=== Data records ===
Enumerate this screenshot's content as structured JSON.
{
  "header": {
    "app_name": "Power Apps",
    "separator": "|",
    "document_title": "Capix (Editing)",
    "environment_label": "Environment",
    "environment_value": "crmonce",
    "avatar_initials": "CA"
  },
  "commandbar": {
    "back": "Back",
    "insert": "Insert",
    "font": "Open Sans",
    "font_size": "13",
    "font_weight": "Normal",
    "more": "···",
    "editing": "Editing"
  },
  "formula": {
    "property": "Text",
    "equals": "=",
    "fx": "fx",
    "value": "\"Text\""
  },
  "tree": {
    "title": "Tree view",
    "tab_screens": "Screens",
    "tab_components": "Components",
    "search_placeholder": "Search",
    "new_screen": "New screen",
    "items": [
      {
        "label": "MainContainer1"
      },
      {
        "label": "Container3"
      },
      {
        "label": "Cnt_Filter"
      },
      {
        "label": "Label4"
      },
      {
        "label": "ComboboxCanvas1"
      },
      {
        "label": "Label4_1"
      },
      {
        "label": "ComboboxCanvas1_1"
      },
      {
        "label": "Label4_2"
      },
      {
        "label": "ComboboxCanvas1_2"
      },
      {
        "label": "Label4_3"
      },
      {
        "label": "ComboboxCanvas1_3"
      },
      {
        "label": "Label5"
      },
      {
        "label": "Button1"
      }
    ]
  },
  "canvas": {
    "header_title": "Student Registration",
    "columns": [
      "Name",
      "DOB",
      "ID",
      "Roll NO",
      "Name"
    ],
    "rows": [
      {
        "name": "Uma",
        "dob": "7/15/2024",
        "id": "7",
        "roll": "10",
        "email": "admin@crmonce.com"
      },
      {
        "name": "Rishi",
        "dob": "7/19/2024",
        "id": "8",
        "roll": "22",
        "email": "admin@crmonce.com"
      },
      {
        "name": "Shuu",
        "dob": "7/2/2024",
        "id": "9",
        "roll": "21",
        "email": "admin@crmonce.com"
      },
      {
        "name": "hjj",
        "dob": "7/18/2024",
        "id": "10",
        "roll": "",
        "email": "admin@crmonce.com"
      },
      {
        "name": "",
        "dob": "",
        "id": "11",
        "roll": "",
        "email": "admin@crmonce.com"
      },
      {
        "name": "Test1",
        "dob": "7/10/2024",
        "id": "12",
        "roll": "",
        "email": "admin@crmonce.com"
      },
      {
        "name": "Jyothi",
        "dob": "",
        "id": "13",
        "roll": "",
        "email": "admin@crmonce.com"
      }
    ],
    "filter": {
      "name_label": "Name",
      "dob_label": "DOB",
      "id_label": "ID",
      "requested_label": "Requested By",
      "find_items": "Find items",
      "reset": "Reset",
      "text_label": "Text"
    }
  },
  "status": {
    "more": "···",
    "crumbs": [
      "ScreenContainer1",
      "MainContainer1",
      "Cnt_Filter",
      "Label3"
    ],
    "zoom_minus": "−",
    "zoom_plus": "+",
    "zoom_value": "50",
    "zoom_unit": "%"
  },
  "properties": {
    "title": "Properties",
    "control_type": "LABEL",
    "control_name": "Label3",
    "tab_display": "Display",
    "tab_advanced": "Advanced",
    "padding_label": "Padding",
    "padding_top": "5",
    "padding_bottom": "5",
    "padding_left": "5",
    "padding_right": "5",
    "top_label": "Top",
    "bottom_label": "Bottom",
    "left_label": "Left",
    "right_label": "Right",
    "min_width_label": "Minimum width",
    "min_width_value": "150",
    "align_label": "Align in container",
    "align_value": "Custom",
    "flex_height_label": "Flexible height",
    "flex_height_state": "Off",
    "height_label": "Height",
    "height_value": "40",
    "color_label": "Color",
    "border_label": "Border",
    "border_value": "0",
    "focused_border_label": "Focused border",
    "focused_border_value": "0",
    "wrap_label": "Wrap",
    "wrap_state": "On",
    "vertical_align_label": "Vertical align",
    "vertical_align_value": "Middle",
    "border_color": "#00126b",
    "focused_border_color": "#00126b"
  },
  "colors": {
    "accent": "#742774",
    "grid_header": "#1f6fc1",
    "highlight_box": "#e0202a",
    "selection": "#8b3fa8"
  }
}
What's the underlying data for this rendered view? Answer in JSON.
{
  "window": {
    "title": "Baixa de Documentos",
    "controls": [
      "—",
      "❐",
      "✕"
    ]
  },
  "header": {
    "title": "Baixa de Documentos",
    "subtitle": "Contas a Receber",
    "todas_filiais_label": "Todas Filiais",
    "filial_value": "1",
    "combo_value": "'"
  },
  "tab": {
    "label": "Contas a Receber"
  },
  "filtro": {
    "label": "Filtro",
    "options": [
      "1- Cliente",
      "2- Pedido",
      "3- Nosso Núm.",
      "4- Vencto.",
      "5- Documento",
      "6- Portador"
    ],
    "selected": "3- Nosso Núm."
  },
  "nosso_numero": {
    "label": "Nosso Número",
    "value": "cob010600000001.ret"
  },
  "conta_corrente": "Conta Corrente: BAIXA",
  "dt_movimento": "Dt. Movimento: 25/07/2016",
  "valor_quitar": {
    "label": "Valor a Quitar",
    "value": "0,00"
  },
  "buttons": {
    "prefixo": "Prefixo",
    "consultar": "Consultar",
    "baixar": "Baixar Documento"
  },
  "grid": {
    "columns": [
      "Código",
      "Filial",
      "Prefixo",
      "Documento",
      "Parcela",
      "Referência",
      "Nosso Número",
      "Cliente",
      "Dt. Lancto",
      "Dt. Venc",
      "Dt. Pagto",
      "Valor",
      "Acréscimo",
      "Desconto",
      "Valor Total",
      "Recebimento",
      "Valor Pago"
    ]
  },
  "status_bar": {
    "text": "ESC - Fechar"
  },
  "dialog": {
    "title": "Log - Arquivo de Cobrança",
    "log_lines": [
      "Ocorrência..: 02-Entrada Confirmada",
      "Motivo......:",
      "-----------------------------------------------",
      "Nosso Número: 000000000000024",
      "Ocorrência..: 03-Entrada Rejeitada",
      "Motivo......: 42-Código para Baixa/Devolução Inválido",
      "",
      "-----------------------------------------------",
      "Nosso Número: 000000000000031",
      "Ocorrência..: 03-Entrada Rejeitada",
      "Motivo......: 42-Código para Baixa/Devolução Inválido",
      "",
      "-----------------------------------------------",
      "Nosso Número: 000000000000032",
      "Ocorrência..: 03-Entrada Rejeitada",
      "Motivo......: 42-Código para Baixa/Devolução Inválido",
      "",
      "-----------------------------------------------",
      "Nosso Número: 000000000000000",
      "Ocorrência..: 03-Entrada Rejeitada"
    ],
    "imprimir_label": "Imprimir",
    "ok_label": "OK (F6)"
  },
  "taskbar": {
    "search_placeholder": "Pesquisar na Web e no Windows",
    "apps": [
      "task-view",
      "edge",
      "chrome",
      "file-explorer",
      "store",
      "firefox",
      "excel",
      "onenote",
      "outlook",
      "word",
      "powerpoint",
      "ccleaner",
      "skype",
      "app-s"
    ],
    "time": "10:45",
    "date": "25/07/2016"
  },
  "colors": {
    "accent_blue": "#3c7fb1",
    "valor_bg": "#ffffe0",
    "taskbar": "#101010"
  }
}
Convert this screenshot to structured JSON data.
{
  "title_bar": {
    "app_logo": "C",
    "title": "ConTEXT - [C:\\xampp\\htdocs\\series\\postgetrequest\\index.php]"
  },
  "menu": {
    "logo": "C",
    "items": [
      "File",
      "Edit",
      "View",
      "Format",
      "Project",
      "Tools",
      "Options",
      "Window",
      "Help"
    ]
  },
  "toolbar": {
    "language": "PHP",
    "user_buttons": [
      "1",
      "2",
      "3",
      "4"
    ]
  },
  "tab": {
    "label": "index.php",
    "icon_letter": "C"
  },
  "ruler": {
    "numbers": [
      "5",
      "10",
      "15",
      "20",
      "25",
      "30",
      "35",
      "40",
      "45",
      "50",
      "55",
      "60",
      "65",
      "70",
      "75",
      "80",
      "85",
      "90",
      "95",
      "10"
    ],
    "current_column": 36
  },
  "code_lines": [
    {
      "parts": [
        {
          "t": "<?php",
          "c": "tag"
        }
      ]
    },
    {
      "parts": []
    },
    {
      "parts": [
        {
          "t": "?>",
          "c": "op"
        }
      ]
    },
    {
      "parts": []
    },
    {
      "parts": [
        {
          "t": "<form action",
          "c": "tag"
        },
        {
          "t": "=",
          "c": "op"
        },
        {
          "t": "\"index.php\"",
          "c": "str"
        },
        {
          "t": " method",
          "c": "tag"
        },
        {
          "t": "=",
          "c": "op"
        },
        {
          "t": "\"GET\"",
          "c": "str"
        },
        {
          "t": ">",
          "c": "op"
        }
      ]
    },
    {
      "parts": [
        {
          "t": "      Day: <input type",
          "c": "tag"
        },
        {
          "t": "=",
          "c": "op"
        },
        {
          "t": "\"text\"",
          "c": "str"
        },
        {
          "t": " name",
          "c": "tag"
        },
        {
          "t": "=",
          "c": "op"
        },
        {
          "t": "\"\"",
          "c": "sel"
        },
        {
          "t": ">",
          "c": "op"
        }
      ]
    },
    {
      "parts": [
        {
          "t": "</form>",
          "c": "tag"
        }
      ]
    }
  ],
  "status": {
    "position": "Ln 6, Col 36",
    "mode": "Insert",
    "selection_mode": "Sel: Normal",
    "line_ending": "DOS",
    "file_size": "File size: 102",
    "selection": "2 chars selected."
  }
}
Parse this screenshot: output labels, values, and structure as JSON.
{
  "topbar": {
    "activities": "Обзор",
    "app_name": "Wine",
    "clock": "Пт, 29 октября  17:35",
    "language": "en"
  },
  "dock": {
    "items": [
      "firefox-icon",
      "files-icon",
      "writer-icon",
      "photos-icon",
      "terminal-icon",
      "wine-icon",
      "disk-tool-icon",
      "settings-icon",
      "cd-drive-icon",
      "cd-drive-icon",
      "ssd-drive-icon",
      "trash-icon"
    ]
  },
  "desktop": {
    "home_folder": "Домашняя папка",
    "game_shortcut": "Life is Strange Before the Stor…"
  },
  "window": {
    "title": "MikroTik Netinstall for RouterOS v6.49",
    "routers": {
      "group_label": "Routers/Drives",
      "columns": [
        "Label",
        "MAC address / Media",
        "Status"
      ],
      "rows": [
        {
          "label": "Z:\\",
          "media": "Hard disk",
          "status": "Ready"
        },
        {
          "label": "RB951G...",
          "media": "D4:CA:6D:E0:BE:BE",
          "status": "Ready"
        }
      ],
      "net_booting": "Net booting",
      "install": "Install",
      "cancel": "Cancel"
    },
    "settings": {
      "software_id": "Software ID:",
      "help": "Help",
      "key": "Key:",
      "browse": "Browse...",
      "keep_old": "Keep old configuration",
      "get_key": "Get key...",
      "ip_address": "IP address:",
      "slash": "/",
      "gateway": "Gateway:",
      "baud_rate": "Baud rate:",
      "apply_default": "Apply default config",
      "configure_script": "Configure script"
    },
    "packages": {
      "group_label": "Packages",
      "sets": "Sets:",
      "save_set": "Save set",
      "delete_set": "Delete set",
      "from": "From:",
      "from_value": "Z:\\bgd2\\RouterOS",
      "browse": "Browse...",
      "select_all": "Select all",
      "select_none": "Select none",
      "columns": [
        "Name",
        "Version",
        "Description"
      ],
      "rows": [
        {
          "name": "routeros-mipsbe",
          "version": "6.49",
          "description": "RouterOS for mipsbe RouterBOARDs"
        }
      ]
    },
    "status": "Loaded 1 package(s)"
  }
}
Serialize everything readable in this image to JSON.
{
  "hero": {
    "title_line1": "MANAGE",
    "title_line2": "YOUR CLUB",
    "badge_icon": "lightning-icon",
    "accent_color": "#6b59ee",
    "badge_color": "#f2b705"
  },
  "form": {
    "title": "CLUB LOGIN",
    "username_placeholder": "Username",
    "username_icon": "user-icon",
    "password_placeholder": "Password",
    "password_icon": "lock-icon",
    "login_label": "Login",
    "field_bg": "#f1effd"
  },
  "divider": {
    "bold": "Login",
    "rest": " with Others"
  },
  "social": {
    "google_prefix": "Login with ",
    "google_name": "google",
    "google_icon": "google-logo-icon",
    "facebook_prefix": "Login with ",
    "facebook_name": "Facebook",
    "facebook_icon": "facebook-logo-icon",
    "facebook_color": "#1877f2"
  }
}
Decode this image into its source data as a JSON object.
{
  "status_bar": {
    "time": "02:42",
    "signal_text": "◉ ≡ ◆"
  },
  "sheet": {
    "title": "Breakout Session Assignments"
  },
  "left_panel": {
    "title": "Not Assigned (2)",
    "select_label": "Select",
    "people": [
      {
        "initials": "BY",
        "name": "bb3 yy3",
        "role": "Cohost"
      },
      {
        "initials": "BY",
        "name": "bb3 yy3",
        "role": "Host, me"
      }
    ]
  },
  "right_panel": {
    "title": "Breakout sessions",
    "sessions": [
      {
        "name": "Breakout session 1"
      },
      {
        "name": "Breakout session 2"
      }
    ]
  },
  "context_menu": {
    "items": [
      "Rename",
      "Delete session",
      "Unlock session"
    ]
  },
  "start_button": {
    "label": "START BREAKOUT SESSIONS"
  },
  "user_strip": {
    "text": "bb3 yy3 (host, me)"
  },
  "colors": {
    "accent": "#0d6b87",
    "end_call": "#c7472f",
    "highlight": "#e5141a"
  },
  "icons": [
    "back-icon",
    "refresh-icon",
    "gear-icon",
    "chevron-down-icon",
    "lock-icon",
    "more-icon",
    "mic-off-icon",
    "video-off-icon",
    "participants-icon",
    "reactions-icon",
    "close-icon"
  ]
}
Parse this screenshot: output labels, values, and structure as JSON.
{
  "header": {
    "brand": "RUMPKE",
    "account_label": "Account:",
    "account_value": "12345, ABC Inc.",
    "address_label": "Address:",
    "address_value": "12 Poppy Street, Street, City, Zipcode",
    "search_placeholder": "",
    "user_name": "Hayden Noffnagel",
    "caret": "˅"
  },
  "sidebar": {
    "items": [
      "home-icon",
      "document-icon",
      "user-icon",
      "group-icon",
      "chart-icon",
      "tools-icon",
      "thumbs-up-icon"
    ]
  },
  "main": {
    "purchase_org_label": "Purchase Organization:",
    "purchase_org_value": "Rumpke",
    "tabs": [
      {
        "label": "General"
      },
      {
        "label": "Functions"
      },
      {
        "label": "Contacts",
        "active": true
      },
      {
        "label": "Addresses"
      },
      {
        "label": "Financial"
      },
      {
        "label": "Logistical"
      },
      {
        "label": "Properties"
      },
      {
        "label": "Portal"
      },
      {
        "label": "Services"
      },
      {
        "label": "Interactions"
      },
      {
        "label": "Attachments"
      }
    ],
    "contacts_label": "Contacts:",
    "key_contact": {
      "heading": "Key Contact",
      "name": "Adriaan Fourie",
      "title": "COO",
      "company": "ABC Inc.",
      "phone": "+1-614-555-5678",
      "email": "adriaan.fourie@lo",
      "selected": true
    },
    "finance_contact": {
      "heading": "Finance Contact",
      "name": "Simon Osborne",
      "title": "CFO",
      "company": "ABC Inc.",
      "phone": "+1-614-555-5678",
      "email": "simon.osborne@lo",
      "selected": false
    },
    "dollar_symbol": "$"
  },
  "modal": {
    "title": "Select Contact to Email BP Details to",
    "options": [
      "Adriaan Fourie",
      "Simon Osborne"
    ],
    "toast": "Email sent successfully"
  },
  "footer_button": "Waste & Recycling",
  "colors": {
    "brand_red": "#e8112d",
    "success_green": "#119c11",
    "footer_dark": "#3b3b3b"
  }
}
===
Your task =
Find every line that holds "Contacts" and copy it.

Exercise solution =
        "label": "Contacts",
    "contacts_label": "Contacts:",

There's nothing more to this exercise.